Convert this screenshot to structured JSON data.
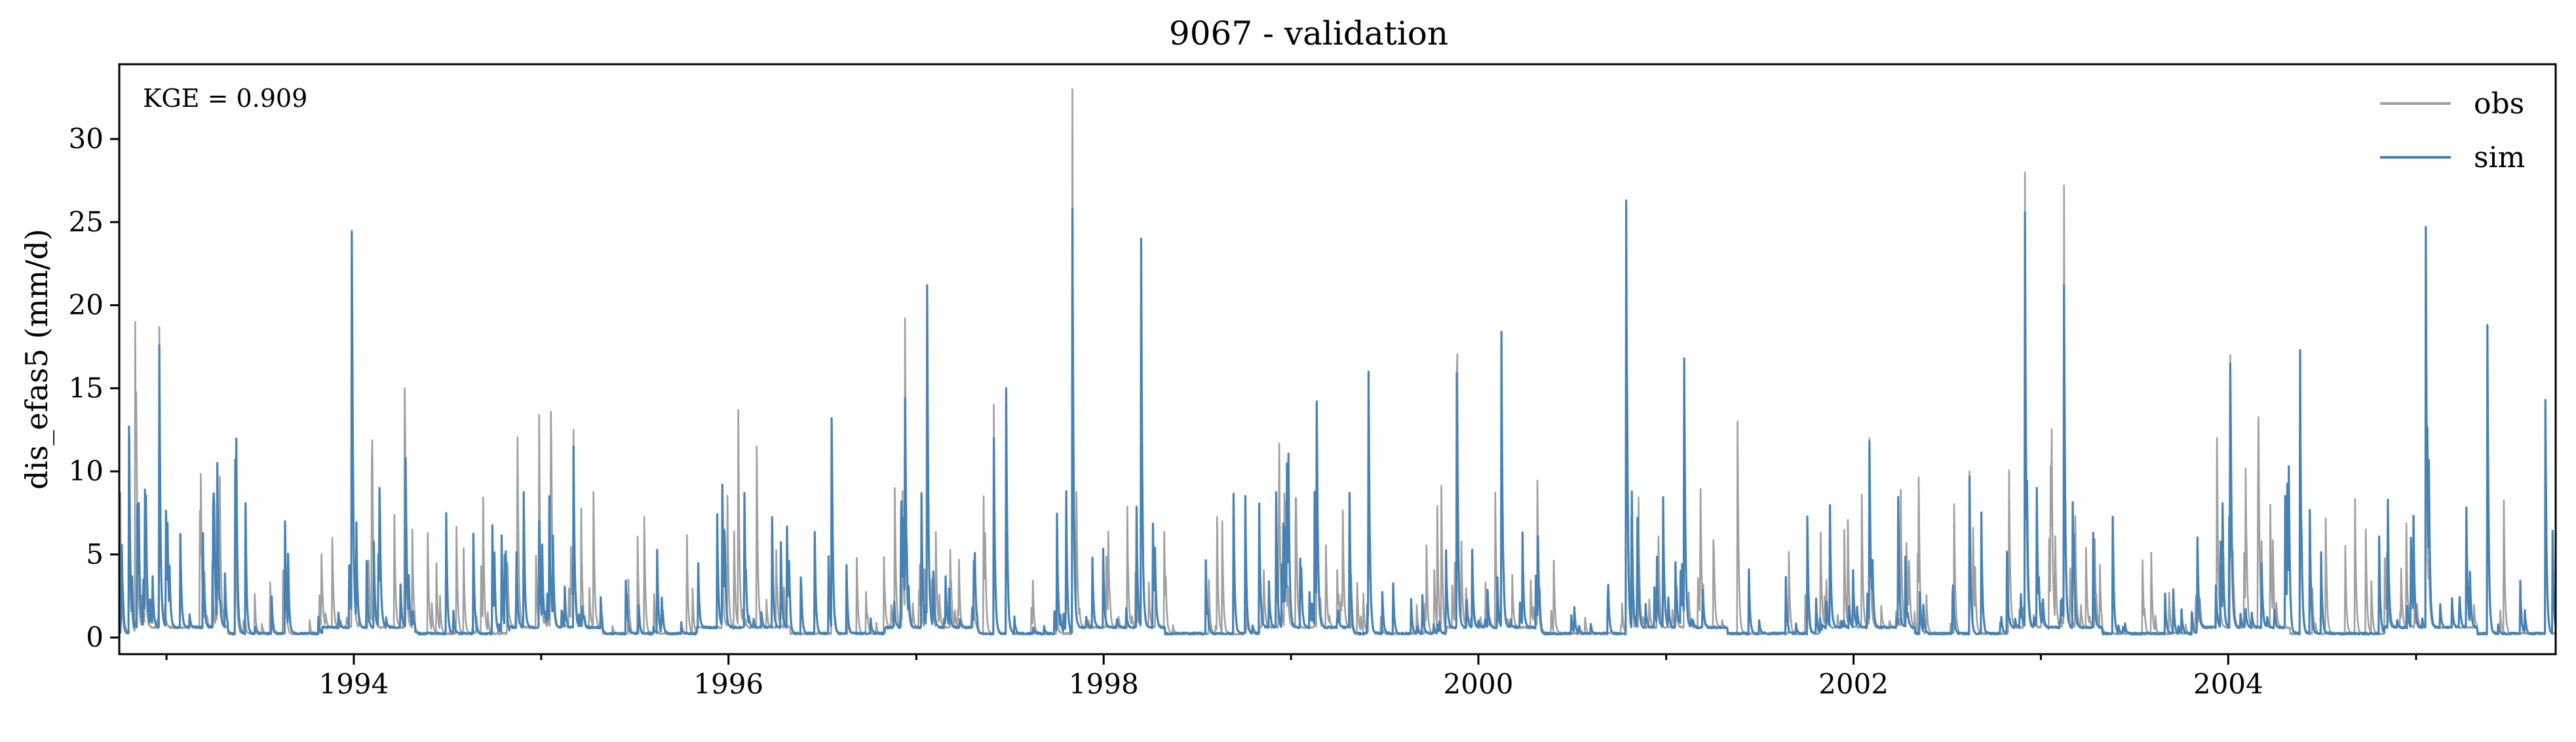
{
  "chart_data": {
    "type": "line",
    "title": "9067 - validation",
    "xlabel": "",
    "ylabel": "dis_efas5 (mm/d)",
    "annotation": "KGE = 0.909",
    "xlim": [
      "1992-10-01",
      "2005-09-30"
    ],
    "ylim": [
      -1,
      34.5
    ],
    "x_ticks": [
      "1994",
      "1996",
      "1998",
      "2000",
      "2002",
      "2004"
    ],
    "y_ticks": [
      "0",
      "5",
      "10",
      "15",
      "20",
      "25",
      "30"
    ],
    "grid": false,
    "legend_position": "top-right",
    "colors": {
      "obs": "#a0a0a0",
      "sim": "#4682b4"
    },
    "series": [
      {
        "name": "obs",
        "peaks": [
          [
            "1992-10-20",
            12.0
          ],
          [
            "1992-11-01",
            19.0
          ],
          [
            "1992-11-20",
            6.0
          ],
          [
            "1992-12-18",
            18.7
          ],
          [
            "1993-04-10",
            10.0
          ],
          [
            "1993-05-15",
            10.0
          ],
          [
            "1993-08-20",
            5.0
          ],
          [
            "1993-11-20",
            6.0
          ],
          [
            "1993-12-28",
            24.5
          ],
          [
            "1994-02-05",
            10.5
          ],
          [
            "1994-04-10",
            15.0
          ],
          [
            "1994-05-25",
            6.3
          ],
          [
            "1994-11-15",
            6.0
          ],
          [
            "1994-12-28",
            13.4
          ],
          [
            "1995-01-20",
            13.6
          ],
          [
            "1995-03-05",
            12.5
          ],
          [
            "1995-06-20",
            3.5
          ],
          [
            "1995-12-20",
            4.5
          ],
          [
            "1996-01-20",
            13.7
          ],
          [
            "1996-02-25",
            11.5
          ],
          [
            "1996-07-20",
            13.0
          ],
          [
            "1996-11-20",
            9.0
          ],
          [
            "1996-12-10",
            19.2
          ],
          [
            "1997-01-22",
            21.0
          ],
          [
            "1997-06-01",
            14.0
          ],
          [
            "1997-06-25",
            14.8
          ],
          [
            "1997-11-01",
            33.0
          ],
          [
            "1998-03-15",
            24.0
          ],
          [
            "1998-08-20",
            7.0
          ],
          [
            "1999-02-20",
            14.2
          ],
          [
            "1999-06-01",
            16.0
          ],
          [
            "1999-11-20",
            16.0
          ],
          [
            "2000-02-15",
            18.4
          ],
          [
            "2000-10-15",
            26.2
          ],
          [
            "2001-02-05",
            16.8
          ],
          [
            "2001-05-20",
            13.0
          ],
          [
            "2002-02-01",
            12.0
          ],
          [
            "2002-08-15",
            10.0
          ],
          [
            "2002-12-01",
            28.0
          ],
          [
            "2003-02-15",
            27.2
          ],
          [
            "2003-12-10",
            12.0
          ],
          [
            "2004-01-05",
            17.0
          ],
          [
            "2004-05-20",
            17.3
          ],
          [
            "2004-09-25",
            6.5
          ],
          [
            "2005-01-20",
            24.7
          ],
          [
            "2005-05-20",
            18.8
          ],
          [
            "2005-09-10",
            14.3
          ]
        ]
      },
      {
        "name": "sim",
        "peaks": [
          [
            "1992-10-20",
            12.7
          ],
          [
            "1992-11-05",
            8.0
          ],
          [
            "1992-12-18",
            17.6
          ],
          [
            "1993-04-10",
            10.5
          ],
          [
            "1993-05-15",
            10.7
          ],
          [
            "1993-08-20",
            7.0
          ],
          [
            "1993-12-28",
            24.4
          ],
          [
            "1994-02-20",
            9.0
          ],
          [
            "1994-04-12",
            10.8
          ],
          [
            "1994-12-28",
            7.0
          ],
          [
            "1995-03-05",
            11.5
          ],
          [
            "1995-12-20",
            9.2
          ],
          [
            "1996-02-01",
            8.7
          ],
          [
            "1996-07-20",
            13.2
          ],
          [
            "1996-12-10",
            14.4
          ],
          [
            "1997-01-22",
            21.2
          ],
          [
            "1997-06-01",
            12.0
          ],
          [
            "1997-06-25",
            15.0
          ],
          [
            "1997-11-01",
            25.8
          ],
          [
            "1998-03-15",
            24.0
          ],
          [
            "1999-02-20",
            14.2
          ],
          [
            "1999-06-01",
            16.0
          ],
          [
            "1999-11-20",
            15.9
          ],
          [
            "2000-02-15",
            18.4
          ],
          [
            "2000-10-15",
            26.3
          ],
          [
            "2001-02-05",
            16.8
          ],
          [
            "2002-02-01",
            11.8
          ],
          [
            "2002-08-15",
            9.7
          ],
          [
            "2002-12-01",
            25.6
          ],
          [
            "2003-02-15",
            21.2
          ],
          [
            "2004-01-05",
            16.5
          ],
          [
            "2004-05-20",
            17.3
          ],
          [
            "2005-01-20",
            24.7
          ],
          [
            "2005-05-20",
            18.8
          ],
          [
            "2005-09-10",
            14.3
          ]
        ]
      }
    ]
  }
}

To be done —
Return all of the entries word for word, but omit the pictures.

Response to this exercise —
Convert this screenshot to structured JSON data.
{
  "chart_data": {
    "type": "line",
    "title": "9067 - validation",
    "xlabel": "",
    "ylabel": "dis_efas5 (mm/d)",
    "annotation": "KGE = 0.909",
    "xlim": [
      "1992-10-01",
      "2005-09-30"
    ],
    "ylim": [
      -1,
      34.5
    ],
    "x_ticks": [
      "1994",
      "1996",
      "1998",
      "2000",
      "2002",
      "2004"
    ],
    "y_ticks": [
      "0",
      "5",
      "10",
      "15",
      "20",
      "25",
      "30"
    ],
    "grid": false,
    "legend_position": "top-right",
    "colors": {
      "obs": "#a0a0a0",
      "sim": "#4682b4"
    },
    "series": [
      {
        "name": "obs",
        "peaks": [
          [
            "1992-10-20",
            12.0
          ],
          [
            "1992-11-01",
            19.0
          ],
          [
            "1992-11-20",
            6.0
          ],
          [
            "1992-12-18",
            18.7
          ],
          [
            "1993-04-10",
            10.0
          ],
          [
            "1993-05-15",
            10.0
          ],
          [
            "1993-08-20",
            5.0
          ],
          [
            "1993-11-20",
            6.0
          ],
          [
            "1993-12-28",
            24.5
          ],
          [
            "1994-02-05",
            10.5
          ],
          [
            "1994-04-10",
            15.0
          ],
          [
            "1994-05-25",
            6.3
          ],
          [
            "1994-11-15",
            6.0
          ],
          [
            "1994-12-28",
            13.4
          ],
          [
            "1995-01-20",
            13.6
          ],
          [
            "1995-03-05",
            12.5
          ],
          [
            "1995-06-20",
            3.5
          ],
          [
            "1995-12-20",
            4.5
          ],
          [
            "1996-01-20",
            13.7
          ],
          [
            "1996-02-25",
            11.5
          ],
          [
            "1996-07-20",
            13.0
          ],
          [
            "1996-11-20",
            9.0
          ],
          [
            "1996-12-10",
            19.2
          ],
          [
            "1997-01-22",
            21.0
          ],
          [
            "1997-06-01",
            14.0
          ],
          [
            "1997-06-25",
            14.8
          ],
          [
            "1997-11-01",
            33.0
          ],
          [
            "1998-03-15",
            24.0
          ],
          [
            "1998-08-20",
            7.0
          ],
          [
            "1999-02-20",
            14.2
          ],
          [
            "1999-06-01",
            16.0
          ],
          [
            "1999-11-20",
            16.0
          ],
          [
            "2000-02-15",
            18.4
          ],
          [
            "2000-10-15",
            26.2
          ],
          [
            "2001-02-05",
            16.8
          ],
          [
            "2001-05-20",
            13.0
          ],
          [
            "2002-02-01",
            12.0
          ],
          [
            "2002-08-15",
            10.0
          ],
          [
            "2002-12-01",
            28.0
          ],
          [
            "2003-02-15",
            27.2
          ],
          [
            "2003-12-10",
            12.0
          ],
          [
            "2004-01-05",
            17.0
          ],
          [
            "2004-05-20",
            17.3
          ],
          [
            "2004-09-25",
            6.5
          ],
          [
            "2005-01-20",
            24.7
          ],
          [
            "2005-05-20",
            18.8
          ],
          [
            "2005-09-10",
            14.3
          ]
        ]
      },
      {
        "name": "sim",
        "peaks": [
          [
            "1992-10-20",
            12.7
          ],
          [
            "1992-11-05",
            8.0
          ],
          [
            "1992-12-18",
            17.6
          ],
          [
            "1993-04-10",
            10.5
          ],
          [
            "1993-05-15",
            10.7
          ],
          [
            "1993-08-20",
            7.0
          ],
          [
            "1993-12-28",
            24.4
          ],
          [
            "1994-02-20",
            9.0
          ],
          [
            "1994-04-12",
            10.8
          ],
          [
            "1994-12-28",
            7.0
          ],
          [
            "1995-03-05",
            11.5
          ],
          [
            "1995-12-20",
            9.2
          ],
          [
            "1996-02-01",
            8.7
          ],
          [
            "1996-07-20",
            13.2
          ],
          [
            "1996-12-10",
            14.4
          ],
          [
            "1997-01-22",
            21.2
          ],
          [
            "1997-06-01",
            12.0
          ],
          [
            "1997-06-25",
            15.0
          ],
          [
            "1997-11-01",
            25.8
          ],
          [
            "1998-03-15",
            24.0
          ],
          [
            "1999-02-20",
            14.2
          ],
          [
            "1999-06-01",
            16.0
          ],
          [
            "1999-11-20",
            15.9
          ],
          [
            "2000-02-15",
            18.4
          ],
          [
            "2000-10-15",
            26.3
          ],
          [
            "2001-02-05",
            16.8
          ],
          [
            "2002-02-01",
            11.8
          ],
          [
            "2002-08-15",
            9.7
          ],
          [
            "2002-12-01",
            25.6
          ],
          [
            "2003-02-15",
            21.2
          ],
          [
            "2004-01-05",
            16.5
          ],
          [
            "2004-05-20",
            17.3
          ],
          [
            "2005-01-20",
            24.7
          ],
          [
            "2005-05-20",
            18.8
          ],
          [
            "2005-09-10",
            14.3
          ]
        ]
      }
    ]
  }
}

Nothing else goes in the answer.